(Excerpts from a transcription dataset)
++++++

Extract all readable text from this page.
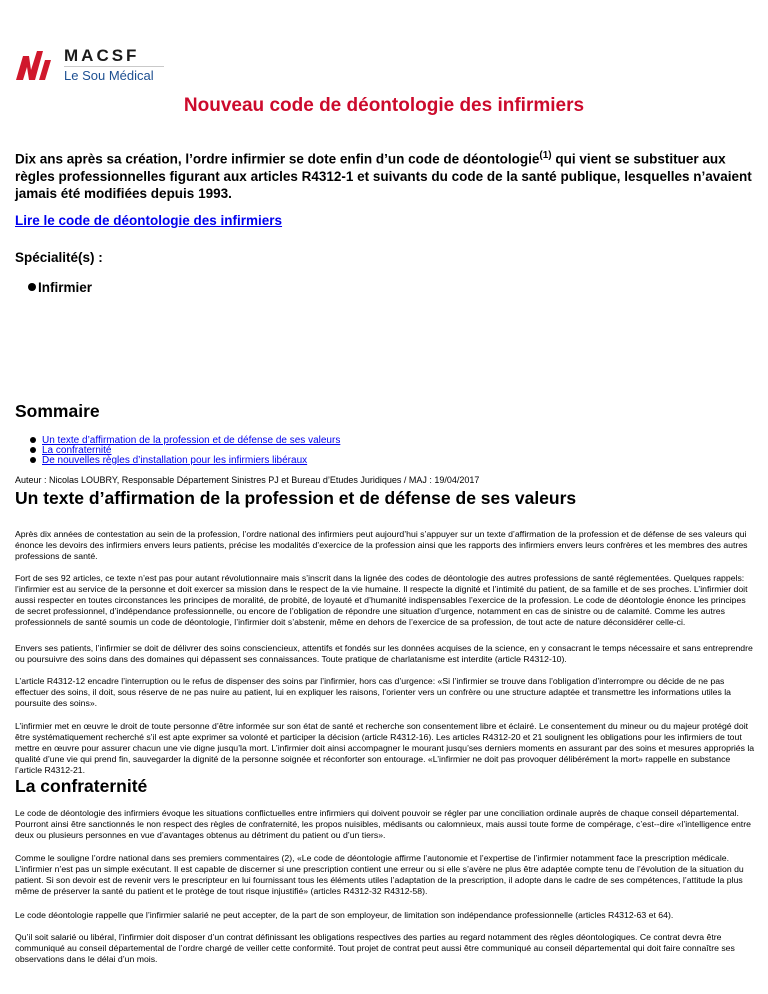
MACSF
Le Sou Médical
Nouveau code de déontologie des infirmiers
Dix ans après sa création, l’ordre infirmier se dote enfin d’un code de déontologie$^{(1)}$ qui vient se substituer aux règles professionnelles figurant aux articles R4312-1 et suivants du code de la santé publique, lesquelles n’avaient jamais été modifiées depuis 1993.
Lire le code de déontologie des infirmiers
Spécialité(s) :
Infirmier
Sommaire
Un texte d’affirmation de la profession et de défense de ses valeurs
La confraternité
De nouvelles règles d’installation pour les infirmiers libéraux
Auteur : Nicolas LOUBRY, Responsable Département Sinistres PJ et Bureau d’Etudes Juridiques / MAJ : 19/04/2017
Un texte d’affirmation de la profession et de défense de ses valeurs

Après dix années de contestation au sein de la profession, l’ordre national des infirmiers peut aujourd’hui s’appuyer sur un texte d’affirmation de la profession et de défense de ses valeurs qui énonce les devoirs des infirmiers envers leurs patients, précise les modalités d’exercice de la profession ainsi que les rapports des infirmiers envers leurs confrères et les membres des autres professions de santé.

Fort de ses 92 articles, ce texte n’est pas pour autant révolutionnaire mais s’inscrit dans la lignée des codes de déontologie des autres professions de santé réglementées. Quelques rappels: l’infirmier est au service de la personne et doit exercer sa mission dans le respect de la vie humaine. Il respecte la dignité et l’intimité du patient, de sa famille et de ses proches. L’infirmier doit aussi respecter en toutes circonstances les principes de moralité, de probité, de loyauté et d’humanité indispensables l’exercice de la profession. Le code de déontologie énonce les principes de secret professionnel, d’indépendance professionnelle, ou encore de l’obligation de répondre une situation d’urgence, notamment en cas de sinistre ou de calamité. Comme les autres professionnels de santé soumis un code de déontologie, l’infirmier doit s’abstenir, même en dehors de l’exercice de sa profession, de tout acte de nature déconsidérer celle-ci.

Envers ses patients, l’infirmier se doit de délivrer des soins consciencieux, attentifs et fondés sur les données acquises de la science, en y consacrant le temps nécessaire et sans entreprendre ou poursuivre des soins dans des domaines qui dépassent ses connaissances. Toute pratique de charlatanisme est interdite (article R4312-10).

L’article R4312-12 encadre l’interruption ou le refus de dispenser des soins par l’infirmier, hors cas d’urgence: «Si l’infirmier se trouve dans l’obligation d’interrompre ou décide de ne pas effectuer des soins, il doit, sous réserve de ne pas nuire au patient, lui en expliquer les raisons, l’orienter vers un confrère ou une structure adaptée et transmettre les informations utiles la poursuite des soins».

L’infirmier met en œuvre le droit de toute personne d’être informée sur son état de santé et recherche son consentement libre et éclairé. Le consentement du mineur ou du majeur protégé doit être systématiquement recherché s’il est apte exprimer sa volonté et participer la décision (article R4312-16). Les articles R4312-20 et 21 soulignent les obligations pour les infirmiers de tout mettre en œuvre pour assurer chacun une vie digne jusqu’la mort. L’infirmier doit ainsi accompagner le mourant jusqu’ses derniers moments en assurant par des soins et mesures appropriés la qualité d’une vie qui prend fin, sauvegarder la dignité de la personne soignée et réconforter son entourage. «L’infirmier ne doit pas provoquer délibérément la mort» rappelle en substance l’article R4312-21.

La confraternité

Le code de déontologie des infirmiers évoque les situations conflictuelles entre infirmiers qui doivent pouvoir se régler par une conciliation ordinale auprès de chaque conseil départemental. Pourront ainsi être sanctionnés le non respect des règles de confraternité, les propos nuisibles, médisants ou calomnieux, mais aussi toute forme de compérage, c’est--dire «l’intelligence entre deux ou plusieurs personnes en vue d’avantages obtenus au détriment du patient ou d’un tiers».

Comme le souligne l’ordre national dans ses premiers commentaires (2), «Le code de déontologie affirme l’autonomie et l’expertise de l’infirmier notamment face la prescription médicale. L’infirmier n’est pas un simple exécutant. Il est capable de discerner si une prescription contient une erreur ou si elle s’avère ne plus être adaptée compte tenu de l’évolution de la situation du patient. Si son devoir est de revenir vers le prescripteur en lui fournissant tous les éléments utiles l’adaptation de la prescription, il adopte dans le cadre de ses compétences, l’attitude la plus même de préserver la santé du patient et le protège de tout risque injustifié» (articles R4312-32 R4312-58).

Le code déontologie rappelle que l’infirmier salarié ne peut accepter, de la part de son employeur, de limitation son indépendance professionnelle (articles R4312-63 et 64).

Qu’il soit salarié ou libéral, l’infirmier doit disposer d’un contrat définissant les obligations respectives des parties au regard notamment des règles déontologiques. Ce contrat devra être communiqué au conseil départemental de l’ordre chargé de veiller cette conformité. Tout projet de contrat peut aussi être communiqué au conseil départemental qui doit faire connaître ses observations dans le délai d’un mois.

++++++

→ WHAT TO WORK ON:
Skip the pictures and give the entries above again word for word.

→ COMPLETED EXERCISE:
Extract all readable text from this page.
MACSF
Le Sou Médical
Nouveau code de déontologie des infirmiers
Dix ans après sa création, l’ordre infirmier se dote enfin d’un code de déontologie$^{(1)}$ qui vient se substituer aux règles professionnelles figurant aux articles R4312-1 et suivants du code de la santé publique, lesquelles n’avaient jamais été modifiées depuis 1993.
Lire le code de déontologie des infirmiers
Spécialité(s) :
Infirmier
Sommaire
Un texte d’affirmation de la profession et de défense de ses valeurs
La confraternité
De nouvelles règles d’installation pour les infirmiers libéraux
Auteur : Nicolas LOUBRY, Responsable Département Sinistres PJ et Bureau d’Etudes Juridiques / MAJ : 19/04/2017
Un texte d’affirmation de la profession et de défense de ses valeurs

Après dix années de contestation au sein de la profession, l’ordre national des infirmiers peut aujourd’hui s’appuyer sur un texte d’affirmation de la profession et de défense de ses valeurs qui énonce les devoirs des infirmiers envers leurs patients, précise les modalités d’exercice de la profession ainsi que les rapports des infirmiers envers leurs confrères et les membres des autres professions de santé.

Fort de ses 92 articles, ce texte n’est pas pour autant révolutionnaire mais s’inscrit dans la lignée des codes de déontologie des autres professions de santé réglementées. Quelques rappels: l’infirmier est au service de la personne et doit exercer sa mission dans le respect de la vie humaine. Il respecte la dignité et l’intimité du patient, de sa famille et de ses proches. L’infirmier doit aussi respecter en toutes circonstances les principes de moralité, de probité, de loyauté et d’humanité indispensables l’exercice de la profession. Le code de déontologie énonce les principes de secret professionnel, d’indépendance professionnelle, ou encore de l’obligation de répondre une situation d’urgence, notamment en cas de sinistre ou de calamité. Comme les autres professionnels de santé soumis un code de déontologie, l’infirmier doit s’abstenir, même en dehors de l’exercice de sa profession, de tout acte de nature déconsidérer celle-ci.

Envers ses patients, l’infirmier se doit de délivrer des soins consciencieux, attentifs et fondés sur les données acquises de la science, en y consacrant le temps nécessaire et sans entreprendre ou poursuivre des soins dans des domaines qui dépassent ses connaissances. Toute pratique de charlatanisme est interdite (article R4312-10).

L’article R4312-12 encadre l’interruption ou le refus de dispenser des soins par l’infirmier, hors cas d’urgence: «Si l’infirmier se trouve dans l’obligation d’interrompre ou décide de ne pas effectuer des soins, il doit, sous réserve de ne pas nuire au patient, lui en expliquer les raisons, l’orienter vers un confrère ou une structure adaptée et transmettre les informations utiles la poursuite des soins».

L’infirmier met en œuvre le droit de toute personne d’être informée sur son état de santé et recherche son consentement libre et éclairé. Le consentement du mineur ou du majeur protégé doit être systématiquement recherché s’il est apte exprimer sa volonté et participer la décision (article R4312-16). Les articles R4312-20 et 21 soulignent les obligations pour les infirmiers de tout mettre en œuvre pour assurer chacun une vie digne jusqu’la mort. L’infirmier doit ainsi accompagner le mourant jusqu’ses derniers moments en assurant par des soins et mesures appropriés la qualité d’une vie qui prend fin, sauvegarder la dignité de la personne soignée et réconforter son entourage. «L’infirmier ne doit pas provoquer délibérément la mort» rappelle en substance l’article R4312-21.

La confraternité

Le code de déontologie des infirmiers évoque les situations conflictuelles entre infirmiers qui doivent pouvoir se régler par une conciliation ordinale auprès de chaque conseil départemental. Pourront ainsi être sanctionnés le non respect des règles de confraternité, les propos nuisibles, médisants ou calomnieux, mais aussi toute forme de compérage, c’est--dire «l’intelligence entre deux ou plusieurs personnes en vue d’avantages obtenus au détriment du patient ou d’un tiers».

Comme le souligne l’ordre national dans ses premiers commentaires (2), «Le code de déontologie affirme l’autonomie et l’expertise de l’infirmier notamment face la prescription médicale. L’infirmier n’est pas un simple exécutant. Il est capable de discerner si une prescription contient une erreur ou si elle s’avère ne plus être adaptée compte tenu de l’évolution de la situation du patient. Si son devoir est de revenir vers le prescripteur en lui fournissant tous les éléments utiles l’adaptation de la prescription, il adopte dans le cadre de ses compétences, l’attitude la plus même de préserver la santé du patient et le protège de tout risque injustifié» (articles R4312-32 R4312-58).

Le code déontologie rappelle que l’infirmier salarié ne peut accepter, de la part de son employeur, de limitation son indépendance professionnelle (articles R4312-63 et 64).

Qu’il soit salarié ou libéral, l’infirmier doit disposer d’un contrat définissant les obligations respectives des parties au regard notamment des règles déontologiques. Ce contrat devra être communiqué au conseil départemental de l’ordre chargé de veiller cette conformité. Tout projet de contrat peut aussi être communiqué au conseil départemental qui doit faire connaître ses observations dans le délai d’un mois.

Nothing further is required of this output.